→ Страница
....

Именно «жизнеосвоение» становится «мостиком» от Лермонтова к Сухово-Кобылину. Вряд ли в истории русской литературы сыщется другой писатель, так сильно ощущавший свое трагическое, поистине фатальное одиночество. Переживание одиночества Александром Васильевичем было до удивления сходно с лермонтовским. Особенно — после гибели Луизы.
В ноябре 1851 года он писал Е. В. и М. Ф. Петрово-Соловово: «Мне очень грустно и ужасно одиноко, — я испытываю судьбу ребенка, избалованного любовью, и учусь быть и жить в одиночестве. Я не думал, что это будет так трудно, и, как все такие дети, не знал цены того, что мне давали. Я прохожу школу, как говорится, но к чему? Есть возраст, когда учению предпочитаешь незнание».
Что же касается сходства с Островским, о пьесе, наиболее близкой «Свадьбе Кречинского», уже говорилось. Но увидеть «неожиданность», «чудо» соединения творчества в значительно более расширительной перспективе удалось лишь Блоку. И это замечание свидетельствует все-таки о необособленном (или, по крайней мере, не настолько обособленном) положении Сухово-Кобылина в истории российской словесности. Мы не знаем, насколько ощущал он сам эту близость, но нам она очевидна.
Однако вернемся к событиям жизни Александра Васильевича.

....

→ Задача 1
Перепишите строки с рамками элементов, замените «forward-icon» на «share-icon» и больше ничего не меняйте. Начните с первой строки этих записей и остановитесь после строки, в которой есть «back-arrow-icon[interactable] [8,26,42,60]».

Записи с рамками элементов
....

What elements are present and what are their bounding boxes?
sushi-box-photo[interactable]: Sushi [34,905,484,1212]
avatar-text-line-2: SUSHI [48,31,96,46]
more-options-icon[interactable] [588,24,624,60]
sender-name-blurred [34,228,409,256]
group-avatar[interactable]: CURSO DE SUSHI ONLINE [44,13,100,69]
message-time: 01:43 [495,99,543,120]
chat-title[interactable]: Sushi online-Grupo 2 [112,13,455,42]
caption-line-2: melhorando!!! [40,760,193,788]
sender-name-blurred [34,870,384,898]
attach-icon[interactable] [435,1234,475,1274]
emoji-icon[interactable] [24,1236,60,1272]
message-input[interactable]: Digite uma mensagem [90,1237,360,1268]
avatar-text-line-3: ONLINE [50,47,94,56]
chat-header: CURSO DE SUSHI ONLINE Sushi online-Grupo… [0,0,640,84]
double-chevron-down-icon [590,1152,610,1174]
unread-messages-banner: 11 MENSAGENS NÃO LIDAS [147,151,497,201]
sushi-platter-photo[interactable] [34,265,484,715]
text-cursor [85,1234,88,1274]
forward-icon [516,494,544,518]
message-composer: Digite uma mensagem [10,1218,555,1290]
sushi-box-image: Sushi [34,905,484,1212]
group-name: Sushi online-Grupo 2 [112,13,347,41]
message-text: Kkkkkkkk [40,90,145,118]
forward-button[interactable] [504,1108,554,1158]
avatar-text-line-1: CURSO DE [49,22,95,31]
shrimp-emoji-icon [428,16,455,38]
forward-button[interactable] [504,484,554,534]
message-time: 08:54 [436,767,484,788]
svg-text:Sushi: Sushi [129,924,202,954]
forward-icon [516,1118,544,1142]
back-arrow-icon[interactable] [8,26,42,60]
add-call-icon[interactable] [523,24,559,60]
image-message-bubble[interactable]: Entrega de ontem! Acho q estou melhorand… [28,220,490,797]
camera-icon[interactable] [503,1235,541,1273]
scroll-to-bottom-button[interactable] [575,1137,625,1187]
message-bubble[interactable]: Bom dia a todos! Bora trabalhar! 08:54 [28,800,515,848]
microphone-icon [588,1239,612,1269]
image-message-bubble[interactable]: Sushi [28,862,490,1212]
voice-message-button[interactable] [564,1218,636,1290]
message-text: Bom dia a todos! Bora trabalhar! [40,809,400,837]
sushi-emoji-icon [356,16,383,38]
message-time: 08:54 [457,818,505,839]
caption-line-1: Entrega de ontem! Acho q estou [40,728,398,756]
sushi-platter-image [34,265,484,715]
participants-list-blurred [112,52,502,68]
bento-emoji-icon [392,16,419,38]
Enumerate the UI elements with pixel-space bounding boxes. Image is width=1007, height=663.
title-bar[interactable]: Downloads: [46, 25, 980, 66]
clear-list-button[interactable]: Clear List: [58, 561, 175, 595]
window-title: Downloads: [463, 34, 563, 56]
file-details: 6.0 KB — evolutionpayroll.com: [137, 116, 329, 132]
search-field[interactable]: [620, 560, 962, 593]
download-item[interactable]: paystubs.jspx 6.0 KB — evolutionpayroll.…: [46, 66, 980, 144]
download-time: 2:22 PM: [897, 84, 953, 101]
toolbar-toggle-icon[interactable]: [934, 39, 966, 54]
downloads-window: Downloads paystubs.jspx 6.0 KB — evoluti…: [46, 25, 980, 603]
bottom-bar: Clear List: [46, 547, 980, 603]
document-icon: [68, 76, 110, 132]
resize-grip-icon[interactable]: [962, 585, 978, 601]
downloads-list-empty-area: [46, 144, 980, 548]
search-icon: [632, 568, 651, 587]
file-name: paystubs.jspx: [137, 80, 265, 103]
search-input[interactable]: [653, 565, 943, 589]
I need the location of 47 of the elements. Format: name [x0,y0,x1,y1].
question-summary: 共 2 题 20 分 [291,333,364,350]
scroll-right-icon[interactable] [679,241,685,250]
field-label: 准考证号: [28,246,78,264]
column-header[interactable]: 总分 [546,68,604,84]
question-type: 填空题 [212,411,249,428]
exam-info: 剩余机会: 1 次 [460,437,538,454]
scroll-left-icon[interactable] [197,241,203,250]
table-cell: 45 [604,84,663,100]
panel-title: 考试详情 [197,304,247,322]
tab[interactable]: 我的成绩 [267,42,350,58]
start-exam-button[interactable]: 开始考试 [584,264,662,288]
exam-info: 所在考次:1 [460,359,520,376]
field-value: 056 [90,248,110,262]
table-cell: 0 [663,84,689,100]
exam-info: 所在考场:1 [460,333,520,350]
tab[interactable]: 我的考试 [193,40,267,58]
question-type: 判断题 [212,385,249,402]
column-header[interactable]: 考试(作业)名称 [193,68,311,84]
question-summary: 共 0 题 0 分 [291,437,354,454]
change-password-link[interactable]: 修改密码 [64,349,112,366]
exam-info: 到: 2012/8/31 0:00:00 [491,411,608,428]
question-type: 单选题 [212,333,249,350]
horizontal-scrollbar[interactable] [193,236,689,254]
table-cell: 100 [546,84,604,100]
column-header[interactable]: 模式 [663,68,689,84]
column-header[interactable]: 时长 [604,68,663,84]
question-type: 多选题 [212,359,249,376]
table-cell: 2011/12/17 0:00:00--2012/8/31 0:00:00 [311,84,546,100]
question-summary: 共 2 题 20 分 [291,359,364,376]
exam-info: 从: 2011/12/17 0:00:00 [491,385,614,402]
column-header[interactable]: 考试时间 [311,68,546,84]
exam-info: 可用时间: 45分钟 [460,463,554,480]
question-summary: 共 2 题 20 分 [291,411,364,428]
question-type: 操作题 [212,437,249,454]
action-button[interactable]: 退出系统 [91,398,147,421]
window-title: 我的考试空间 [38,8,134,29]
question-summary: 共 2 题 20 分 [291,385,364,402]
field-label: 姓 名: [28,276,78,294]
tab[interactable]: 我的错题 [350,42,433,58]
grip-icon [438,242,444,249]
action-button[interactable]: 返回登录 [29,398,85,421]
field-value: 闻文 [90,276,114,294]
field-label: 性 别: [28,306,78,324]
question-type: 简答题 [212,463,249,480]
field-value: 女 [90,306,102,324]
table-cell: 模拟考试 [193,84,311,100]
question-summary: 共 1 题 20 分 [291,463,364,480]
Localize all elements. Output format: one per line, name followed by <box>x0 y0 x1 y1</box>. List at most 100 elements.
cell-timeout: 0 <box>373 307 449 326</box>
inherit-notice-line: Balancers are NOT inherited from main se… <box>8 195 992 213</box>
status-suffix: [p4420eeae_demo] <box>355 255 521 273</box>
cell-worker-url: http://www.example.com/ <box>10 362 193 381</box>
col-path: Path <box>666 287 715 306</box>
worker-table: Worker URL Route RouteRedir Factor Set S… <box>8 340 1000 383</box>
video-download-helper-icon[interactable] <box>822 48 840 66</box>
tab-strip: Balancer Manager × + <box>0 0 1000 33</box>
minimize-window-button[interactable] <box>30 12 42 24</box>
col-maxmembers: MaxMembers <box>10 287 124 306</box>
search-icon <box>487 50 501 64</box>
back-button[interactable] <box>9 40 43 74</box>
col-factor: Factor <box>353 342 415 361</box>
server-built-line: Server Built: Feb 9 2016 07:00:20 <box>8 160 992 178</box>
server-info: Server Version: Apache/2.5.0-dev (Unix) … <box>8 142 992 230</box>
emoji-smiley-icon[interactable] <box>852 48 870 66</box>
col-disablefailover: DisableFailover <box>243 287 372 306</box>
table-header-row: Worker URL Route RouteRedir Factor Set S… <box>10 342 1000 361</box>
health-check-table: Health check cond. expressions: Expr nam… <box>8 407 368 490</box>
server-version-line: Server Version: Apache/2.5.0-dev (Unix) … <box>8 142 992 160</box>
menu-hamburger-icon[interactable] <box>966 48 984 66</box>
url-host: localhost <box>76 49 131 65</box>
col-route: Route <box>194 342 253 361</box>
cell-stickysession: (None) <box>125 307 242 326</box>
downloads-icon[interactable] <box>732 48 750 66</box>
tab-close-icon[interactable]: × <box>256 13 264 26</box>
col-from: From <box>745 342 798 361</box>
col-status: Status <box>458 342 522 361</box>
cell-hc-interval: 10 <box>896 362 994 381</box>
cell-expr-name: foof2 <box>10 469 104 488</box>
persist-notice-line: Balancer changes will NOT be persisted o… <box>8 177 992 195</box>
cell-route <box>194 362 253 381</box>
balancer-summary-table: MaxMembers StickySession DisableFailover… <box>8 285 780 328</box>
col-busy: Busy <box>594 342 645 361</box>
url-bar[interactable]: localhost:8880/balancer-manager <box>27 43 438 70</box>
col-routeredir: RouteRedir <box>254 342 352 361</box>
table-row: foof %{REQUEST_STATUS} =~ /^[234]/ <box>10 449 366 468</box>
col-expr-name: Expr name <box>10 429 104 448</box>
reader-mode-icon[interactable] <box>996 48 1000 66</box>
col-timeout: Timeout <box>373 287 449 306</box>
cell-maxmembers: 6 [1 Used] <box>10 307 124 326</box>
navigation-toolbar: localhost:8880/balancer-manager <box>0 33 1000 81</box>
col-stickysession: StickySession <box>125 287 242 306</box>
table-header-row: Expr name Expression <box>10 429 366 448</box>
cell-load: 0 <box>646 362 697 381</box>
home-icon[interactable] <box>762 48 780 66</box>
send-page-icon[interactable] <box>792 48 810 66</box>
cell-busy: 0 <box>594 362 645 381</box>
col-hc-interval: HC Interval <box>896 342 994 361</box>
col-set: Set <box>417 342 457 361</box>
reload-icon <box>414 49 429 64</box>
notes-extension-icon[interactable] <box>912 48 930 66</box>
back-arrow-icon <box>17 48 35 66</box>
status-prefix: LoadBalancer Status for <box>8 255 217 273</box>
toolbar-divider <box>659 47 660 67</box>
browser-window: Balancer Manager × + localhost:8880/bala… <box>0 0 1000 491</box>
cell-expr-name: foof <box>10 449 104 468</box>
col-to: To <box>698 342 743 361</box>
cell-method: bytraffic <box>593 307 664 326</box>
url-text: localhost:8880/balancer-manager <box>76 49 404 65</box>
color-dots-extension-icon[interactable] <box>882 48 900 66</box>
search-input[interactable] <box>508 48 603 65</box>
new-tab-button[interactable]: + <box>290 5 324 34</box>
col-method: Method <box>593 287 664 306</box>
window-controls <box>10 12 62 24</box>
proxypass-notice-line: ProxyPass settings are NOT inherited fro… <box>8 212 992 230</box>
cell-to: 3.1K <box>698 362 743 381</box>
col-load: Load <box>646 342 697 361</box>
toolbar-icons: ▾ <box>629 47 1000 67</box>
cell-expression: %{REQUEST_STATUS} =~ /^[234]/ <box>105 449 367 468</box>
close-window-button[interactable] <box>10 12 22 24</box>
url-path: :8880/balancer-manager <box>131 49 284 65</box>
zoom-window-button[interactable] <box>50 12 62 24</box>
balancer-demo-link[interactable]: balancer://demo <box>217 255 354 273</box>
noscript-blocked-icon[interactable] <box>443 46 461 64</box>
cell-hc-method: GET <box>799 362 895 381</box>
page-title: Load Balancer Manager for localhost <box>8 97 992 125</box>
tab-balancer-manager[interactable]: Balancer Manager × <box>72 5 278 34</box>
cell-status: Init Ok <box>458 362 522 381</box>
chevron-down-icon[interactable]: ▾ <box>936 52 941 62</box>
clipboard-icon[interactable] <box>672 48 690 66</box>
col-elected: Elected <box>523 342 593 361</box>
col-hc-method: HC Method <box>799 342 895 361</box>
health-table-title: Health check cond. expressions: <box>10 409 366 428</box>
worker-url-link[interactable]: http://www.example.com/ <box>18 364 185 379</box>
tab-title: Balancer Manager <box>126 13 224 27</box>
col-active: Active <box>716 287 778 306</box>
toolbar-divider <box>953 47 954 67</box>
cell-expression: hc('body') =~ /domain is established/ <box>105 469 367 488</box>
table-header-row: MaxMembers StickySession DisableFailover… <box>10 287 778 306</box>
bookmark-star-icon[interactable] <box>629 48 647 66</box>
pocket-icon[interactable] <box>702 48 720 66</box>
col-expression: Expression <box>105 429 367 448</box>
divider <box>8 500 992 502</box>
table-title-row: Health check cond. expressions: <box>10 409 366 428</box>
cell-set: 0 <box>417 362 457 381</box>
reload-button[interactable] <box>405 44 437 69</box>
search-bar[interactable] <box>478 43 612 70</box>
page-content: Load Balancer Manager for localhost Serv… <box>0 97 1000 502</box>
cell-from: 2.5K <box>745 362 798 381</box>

....

→ Задача 2
Кратко перескажите абзац страницы, начинающийся словами «Что же касается сходства с Островским», и сохраните его основные факты.

→ Готовый ответ 1
What elements are present and what are their bounding boxes?
sushi-box-photo[interactable]: Sushi [34,905,484,1212]
avatar-text-line-2: SUSHI [48,31,96,46]
more-options-icon[interactable] [588,24,624,60]
sender-name-blurred [34,228,409,256]
group-avatar[interactable]: CURSO DE SUSHI ONLINE [44,13,100,69]
message-time: 01:43 [495,99,543,120]
chat-title[interactable]: Sushi online-Grupo 2 [112,13,455,42]
caption-line-2: melhorando!!! [40,760,193,788]
sender-name-blurred [34,870,384,898]
attach-icon[interactable] [435,1234,475,1274]
emoji-icon[interactable] [24,1236,60,1272]
message-input[interactable]: Digite uma mensagem [90,1237,360,1268]
avatar-text-line-3: ONLINE [50,47,94,56]
chat-header: CURSO DE SUSHI ONLINE Sushi online-Grupo… [0,0,640,84]
double-chevron-down-icon [590,1152,610,1174]
unread-messages-banner: 11 MENSAGENS NÃO LIDAS [147,151,497,201]
sushi-platter-photo[interactable] [34,265,484,715]
text-cursor [85,1234,88,1274]
share-icon [516,494,544,518]
message-composer: Digite uma mensagem [10,1218,555,1290]
sushi-box-image: Sushi [34,905,484,1212]
group-name: Sushi online-Grupo 2 [112,13,347,41]
message-text: Kkkkkkkk [40,90,145,118]
forward-button[interactable] [504,1108,554,1158]
avatar-text-line-1: CURSO DE [49,22,95,31]
shrimp-emoji-icon [428,16,455,38]
forward-button[interactable] [504,484,554,534]
message-time: 08:54 [436,767,484,788]
svg-text:Sushi: Sushi [129,924,202,954]
share-icon [516,1118,544,1142]
back-arrow-icon[interactable] [8,26,42,60]

→ Готовый ответ 2
Пьеса, наиболее близкая к «Свадьбе Кречинского», уже обсуждалась в связи со сходством с Островским. Лишь Блоку удалось увидеть «чудо» соединения творчества в гораздо более широкой перспективе. Это замечание говорит о том, что Сухово-Кобылин занимает в истории российской словесности не обособленное или не столь обособленное положение. Неизвестно, насколько он сам ощущал эту близость, но для нас она очевидна.